• **Exercise a**:
In the extractor thread, rewrite the paragraph beginning "the old motor on your extractor" as a bulleted list, keeping its main facts.

** START Document segment **

# Walter Kelley extractor question



## Rader Sidetrack (Nov 30, 2011)

I don't have a direct answer to your question, but some comments.

A speed controller isn't going to get the existing motor to spin your extractor any _faster _than it currently does. Instead, you will need to change the pulley ratios, or use a motor with a higher RPM, or eliminate any (possible) slippage in the current belt system.

You may be interested in this article about reworking the drive system on a Dadant extractor:

http://www.abuzzaboutbees.com/IHPA/TheBuzz/February05/Page6.htm
That page notes that the design was adapted from a modification that Allen Dick did to a Kelley extractor.


----------



## mathesonequip (Jul 9, 2012)

the old motor on your extractor is either split phase [likely] or capacitor start, these motor types will not work with any variable speed device. the motor is almost certainly a nominal 1750 rpm light or medium duty type. try a larger diameter pulley on the motor. you may need to go to a larger ordinary motor. if you want variable speed you will need a matched motor and control set. the next speed up is nominal 3600 rpm, these are lower torque and not a good choice for this application.


----------



## Roland (Dec 14, 2008)

If money was not a worry, get a similar H.P. quality inverter rated 3 phase motor and run a quality inverter that lets you run up to 90hz. Is it worth it? Probably not. 

Crazy Roland


----------



## happybees (Oct 30, 2007)

I thought about changing the motor last year, then quit after I saw on eBay similar in appearance motors with 10,000 r.p.m. It needs to start slow as it does right now for the friction thing to catch up with speed increase; a speed control can accomplish this. 
I would like to get suggestions about the type of motor and speed control will work on this model. 

The belt is set on the smallest step of the motor pulley about 1.5” in diameter for max speed of the extractor. The other pulley that sits on the drive shaft is 16” in diameter. It will have to be replaced with a smaller one, but variable speed is a nice feature. 
I have a Dadant 20 frames that got a 0.13 hp motor with only 500 r. p. m. It does a good job, except it is difficult to stop, does not have any kind of brakes. Thank you.

** END Document segment **

• **Exercise b**:
Duplicate the rows from the line containing "258, 964, 654]" down to the line containing "nav-item[interactable]: 市场动态 [633, 164, 717, 188]", including both of those lines.

** START Dataset entries **

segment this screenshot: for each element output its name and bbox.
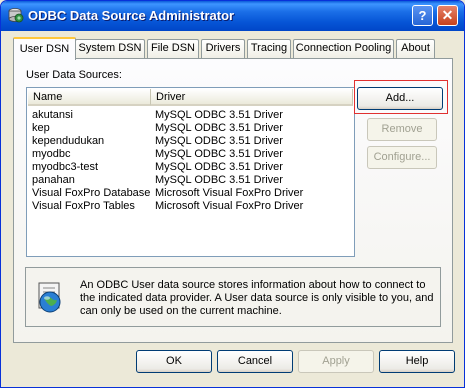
column-header-driver[interactable]: Driver (151, 89, 353, 106)
cancel-button[interactable]: Cancel (217, 350, 293, 373)
info-description: An ODBC User data source stores informat… (80, 279, 434, 317)
dsn-driver: MySQL ODBC 3.51 Driver (155, 122, 283, 134)
dsn-name: kep (32, 122, 50, 134)
dsn-driver: Microsoft Visual FoxPro Driver (155, 187, 304, 199)
dsn-driver: MySQL ODBC 3.51 Driver (155, 174, 283, 186)
odbc-globe-icon (38, 282, 61, 313)
close-title-button[interactable]: ✕ (437, 5, 458, 26)
tab-user-dsn[interactable]: User DSN (13, 37, 76, 60)
dsn-driver: MySQL ODBC 3.51 Driver (155, 161, 283, 173)
apply-button[interactable]: Apply (298, 350, 374, 373)
remove-button[interactable]: Remove (367, 118, 437, 141)
dsn-name: myodbc3-test (32, 161, 99, 173)
dsn-name: akutansi (32, 109, 73, 121)
odbc-app-icon (8, 8, 24, 23)
dsn-driver: MySQL ODBC 3.51 Driver (155, 109, 283, 121)
title-bar[interactable]: ODBC Data Source Administrator ? ✕ (1, 1, 464, 31)
dsn-driver: MySQL ODBC 3.51 Driver (155, 148, 283, 160)
dsn-name: Visual FoxPro Database (32, 187, 151, 199)
add-button[interactable]: Add... (357, 87, 443, 110)
data-sources-list[interactable]: Name Driver akutansi MySQL ODBC 3.51 Driv… (26, 87, 355, 257)
tab-drivers[interactable]: Drivers (201, 39, 245, 58)
help-button[interactable]: Help (379, 350, 455, 373)
user-data-sources-label: User Data Sources: (26, 69, 122, 81)
dsn-driver: MySQL ODBC 3.51 Driver (155, 135, 283, 147)
help-title-button[interactable]: ? (412, 5, 433, 26)
column-header-name[interactable]: Name (28, 89, 151, 106)
dsn-name: kependudukan (32, 135, 105, 147)
window-title: ODBC Data Source Administrator (28, 8, 235, 23)
odbc-window: ODBC Data Source Administrator ? ✕ User … (0, 0, 465, 388)
dsn-driver: Microsoft Visual FoxPro Driver (155, 200, 304, 212)
dsn-name: myodbc (32, 148, 71, 160)
tab-tracing[interactable]: Tracing (247, 39, 291, 58)
tab-about[interactable]: About (396, 39, 435, 58)
ok-button[interactable]: OK (136, 350, 212, 373)
list-header: Name Driver (28, 89, 353, 106)
dsn-name: panahan (32, 174, 75, 186)
configure-button[interactable]: Configure... (367, 146, 437, 169)
dsn-name: Visual FoxPro Tables (32, 200, 135, 212)
tab-connection-pooling[interactable]: Connection Pooling (293, 39, 394, 58)
tab-file-dsn[interactable]: File DSN (147, 39, 199, 58)
tab-system-dsn[interactable]: System DSN (75, 39, 145, 58)
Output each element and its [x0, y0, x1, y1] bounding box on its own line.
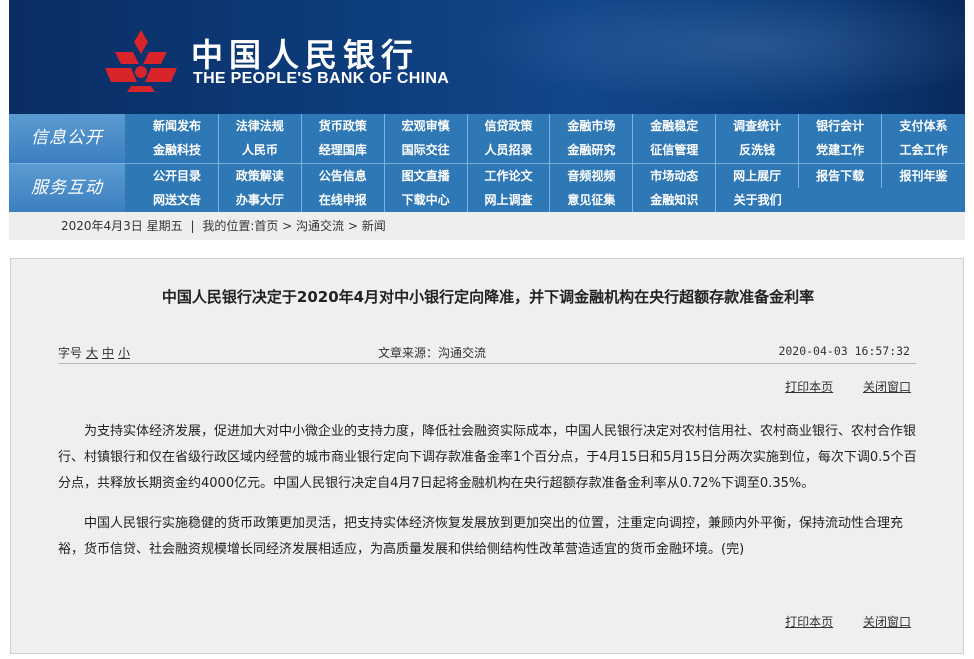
article-panel: 中国人民银行决定于2020年4月对中小银行定向降准，并下调金融机构在央行超额存款… [10, 258, 964, 654]
nav-item[interactable]: 网送文告 [136, 188, 219, 213]
nav-item[interactable]: 党建工作 [799, 138, 883, 163]
nav-item[interactable]: 意见征集 [550, 188, 634, 213]
nav-item[interactable]: 公告信息 [302, 164, 385, 188]
breadcrumb-location[interactable]: 我的位置:首页 > 沟通交流 > 新闻 [202, 219, 385, 233]
nav-item[interactable]: 金融稳定 [633, 114, 717, 138]
close-window-link[interactable]: 关闭窗口 [863, 615, 911, 629]
font-size-large-link[interactable]: 大 [86, 346, 98, 360]
nav-item[interactable]: 反洗钱 [716, 138, 800, 163]
nav-item[interactable]: 信贷政策 [468, 114, 551, 138]
nav-row: 公开目录 政策解读 公告信息 图文直播 工作论文 音频视频 市场动态 网上展厅 报告下载 报刊年鉴 [136, 164, 965, 188]
article-title: 中国人民银行决定于2020年4月对中小银行定向降准，并下调金融机构在央行超额存款… [161, 288, 815, 306]
nav-row: 金融科技 人民币 经理国库 国际交往 人员招录 金融研究 征信管理 反洗钱 党建工作 工会工作 [136, 138, 965, 163]
nav-item[interactable]: 工会工作 [882, 138, 965, 163]
nav-item[interactable]: 金融知识 [633, 188, 717, 213]
nav-item[interactable]: 政策解读 [219, 164, 302, 188]
pboc-emblem-icon [105, 30, 177, 92]
article-paragraph: 为支持实体经济发展，促进加大对中小微企业的支持力度，降低社会融资实际成本，中国人… [58, 424, 917, 491]
nav-item[interactable]: 工作论文 [468, 164, 551, 188]
nav-item[interactable]: 公开目录 [136, 164, 219, 188]
current-date: 2020年4月3日 星期五 [61, 219, 183, 233]
close-window-link[interactable]: 关闭窗口 [863, 380, 911, 394]
nav-grid-info: 新闻发布 法律法规 货币政策 宏观审慎 信贷政策 金融市场 金融稳定 调查统计 银行会计 支付体系… [136, 114, 965, 163]
nav-item[interactable]: 人民币 [219, 138, 302, 163]
font-size-label: 字号 [58, 346, 83, 360]
article-source: 文章来源：沟通交流 [378, 346, 487, 360]
nav-item[interactable]: 报告下载 [799, 164, 883, 188]
article-body: 为支持实体经济发展，促进加大对中小微企业的支持力度，降低社会融资实际成本，中国人… [58, 419, 918, 577]
nav-section-info: 信息公开 新闻发布 法律法规 货币政策 宏观审慎 信贷政策 金融市场 金融稳定 调查统计 银行会… [9, 114, 965, 163]
font-size-switcher: 字号大中小 [58, 344, 130, 361]
article-tools-bottom: 打印本页 关闭窗口 [759, 613, 911, 630]
nav-item[interactable]: 图文直播 [385, 164, 468, 188]
nav-row: 新闻发布 法律法规 货币政策 宏观审慎 信贷政策 金融市场 金融稳定 调查统计 银行会计 支付体系 [136, 114, 965, 138]
nav-item[interactable]: 征信管理 [633, 138, 717, 163]
nav-item[interactable]: 网上展厅 [716, 164, 800, 188]
header-banner: 中国人民银行 THE PEOPLE'S BANK OF CHINA [9, 0, 965, 114]
nav-item[interactable]: 金融研究 [550, 138, 634, 163]
nav-item[interactable]: 市场动态 [633, 164, 717, 188]
font-size-medium-link[interactable]: 中 [102, 346, 114, 360]
nav-item[interactable]: 调查统计 [716, 114, 800, 138]
font-size-small-link[interactable]: 小 [118, 346, 130, 360]
nav-item[interactable]: 人员招录 [468, 138, 551, 163]
article-paragraph: 中国人民银行实施稳健的货币政策更加灵活，把支持实体经济恢复发展放到更加突出的位置… [58, 516, 904, 557]
nav-item[interactable]: 国际交往 [385, 138, 468, 163]
brand-name-en: THE PEOPLE'S BANK OF CHINA [193, 70, 450, 87]
nav-item[interactable]: 法律法规 [219, 114, 302, 138]
nav-item[interactable]: 网上调查 [468, 188, 551, 213]
nav-item[interactable]: 银行会计 [799, 114, 883, 138]
nav-item[interactable]: 关于我们 [716, 188, 799, 213]
breadcrumb-separator: | [190, 219, 195, 233]
main-navigation: 信息公开 新闻发布 法律法规 货币政策 宏观审慎 信贷政策 金融市场 金融稳定 调查统计 银行会… [9, 114, 965, 213]
nav-row: 网送文告 办事大厅 在线申报 下载中心 网上调查 意见征集 金融知识 关于我们 [136, 188, 965, 213]
nav-item[interactable]: 货币政策 [302, 114, 385, 138]
nav-section-label-info: 信息公开 [9, 114, 125, 163]
nav-item[interactable]: 音频视频 [550, 164, 634, 188]
nav-item[interactable]: 支付体系 [882, 114, 965, 138]
article-meta: 字号大中小 文章来源：沟通交流 2020-04-03 16:57:32 [58, 344, 916, 364]
nav-item[interactable]: 新闻发布 [136, 114, 219, 138]
nav-grid-service: 公开目录 政策解读 公告信息 图文直播 工作论文 音频视频 市场动态 网上展厅 报告下载 报刊年鉴… [136, 164, 965, 213]
breadcrumb: 2020年4月3日 星期五 | 我的位置:首页 > 沟通交流 > 新闻 [9, 212, 965, 240]
nav-section-service: 服务互动 公开目录 政策解读 公告信息 图文直播 工作论文 音频视频 市场动态 网上展厅 报告下… [9, 163, 965, 213]
nav-item[interactable]: 经理国库 [302, 138, 385, 163]
nav-item[interactable]: 金融市场 [550, 114, 634, 138]
print-page-link[interactable]: 打印本页 [785, 380, 833, 394]
nav-item[interactable]: 金融科技 [136, 138, 219, 163]
nav-item[interactable]: 下载中心 [385, 188, 468, 213]
print-page-link[interactable]: 打印本页 [785, 615, 833, 629]
nav-item[interactable]: 报刊年鉴 [882, 164, 965, 188]
article-tools-top: 打印本页 关闭窗口 [759, 378, 911, 395]
nav-item[interactable]: 宏观审慎 [385, 114, 468, 138]
nav-item[interactable]: 办事大厅 [219, 188, 302, 213]
nav-item[interactable]: 在线申报 [302, 188, 385, 213]
nav-section-label-service: 服务互动 [9, 164, 125, 213]
article-datetime: 2020-04-03 16:57:32 [778, 344, 910, 358]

** END Dataset entries **

• **Problem solution a**:
- The old motor is either split phase (more likely) or capacitor start, and neither type works with any variable speed device.
- It is almost certainly a nominal 1750 rpm light or medium duty motor.
- A larger diameter pulley on the motor is worth trying.
- A larger ordinary motor may be needed.
- Variable speed requires a matched motor and control set.
- The next speed up, nominal 3600 rpm, has lower torque and is a poor choice for this application.

• **Problem solution b**:
article-panel: 中国人民银行决定于2020年4月对中小银行定向降准，并下调金融机构在央行超额存款… [10, 258, 964, 654]
nav-item[interactable]: 网送文告 [136, 188, 219, 213]
nav-item[interactable]: 党建工作 [799, 138, 883, 163]
nav-item[interactable]: 意见征集 [550, 188, 634, 213]
nav-item[interactable]: 公告信息 [302, 164, 385, 188]
breadcrumb-location[interactable]: 我的位置:首页 > 沟通交流 > 新闻 [202, 219, 385, 233]
nav-item[interactable]: 金融稳定 [633, 114, 717, 138]
close-window-link[interactable]: 关闭窗口 [863, 615, 911, 629]
font-size-large-link[interactable]: 大 [86, 346, 98, 360]
nav-item[interactable]: 反洗钱 [716, 138, 800, 163]
nav-item[interactable]: 信贷政策 [468, 114, 551, 138]
nav-row: 公开目录 政策解读 公告信息 图文直播 工作论文 音频视频 市场动态 网上展厅 报告下载 报刊年鉴 [136, 164, 965, 188]
article-title: 中国人民银行决定于2020年4月对中小银行定向降准，并下调金融机构在央行超额存款… [161, 288, 815, 306]
nav-row: 金融科技 人民币 经理国库 国际交往 人员招录 金融研究 征信管理 反洗钱 党建工作 工会工作 [136, 138, 965, 163]
nav-item[interactable]: 工会工作 [882, 138, 965, 163]
nav-item[interactable]: 金融知识 [633, 188, 717, 213]
nav-item[interactable]: 政策解读 [219, 164, 302, 188]
pboc-emblem-icon [105, 30, 177, 92]
article-paragraph: 为支持实体经济发展，促进加大对中小微企业的支持力度，降低社会融资实际成本，中国人… [58, 424, 917, 491]
nav-item[interactable]: 工作论文 [468, 164, 551, 188]
nav-item[interactable]: 公开目录 [136, 164, 219, 188]
current-date: 2020年4月3日 星期五 [61, 219, 183, 233]
close-window-link[interactable]: 关闭窗口 [863, 380, 911, 394]
nav-grid-info: 新闻发布 法律法规 货币政策 宏观审慎 信贷政策 金融市场 金融稳定 调查统计 银行会计 支付体系… [136, 114, 965, 163]
nav-item[interactable]: 人民币 [219, 138, 302, 163]
font-size-label: 字号 [58, 346, 83, 360]
article-source: 文章来源：沟通交流 [378, 346, 487, 360]
nav-item[interactable]: 报告下载 [799, 164, 883, 188]
article-body: 为支持实体经济发展，促进加大对中小微企业的支持力度，降低社会融资实际成本，中国人… [58, 419, 918, 577]
nav-section-info: 信息公开 新闻发布 法律法规 货币政策 宏观审慎 信贷政策 金融市场 金融稳定 调查统计 银行会… [9, 114, 965, 163]
font-size-switcher: 字号大中小 [58, 344, 130, 361]
article-tools-bottom: 打印本页 关闭窗口 [759, 613, 911, 630]
nav-item[interactable]: 图文直播 [385, 164, 468, 188]
nav-row: 新闻发布 法律法规 货币政策 宏观审慎 信贷政策 金融市场 金融稳定 调查统计 银行会计 支付体系 [136, 114, 965, 138]
nav-item[interactable]: 征信管理 [633, 138, 717, 163]
nav-item[interactable]: 网上展厅 [716, 164, 800, 188]
header-banner: 中国人民银行 THE PEOPLE'S BANK OF CHINA [9, 0, 965, 114]
nav-item[interactable]: 金融研究 [550, 138, 634, 163]
nav-item[interactable]: 市场动态 [633, 164, 717, 188]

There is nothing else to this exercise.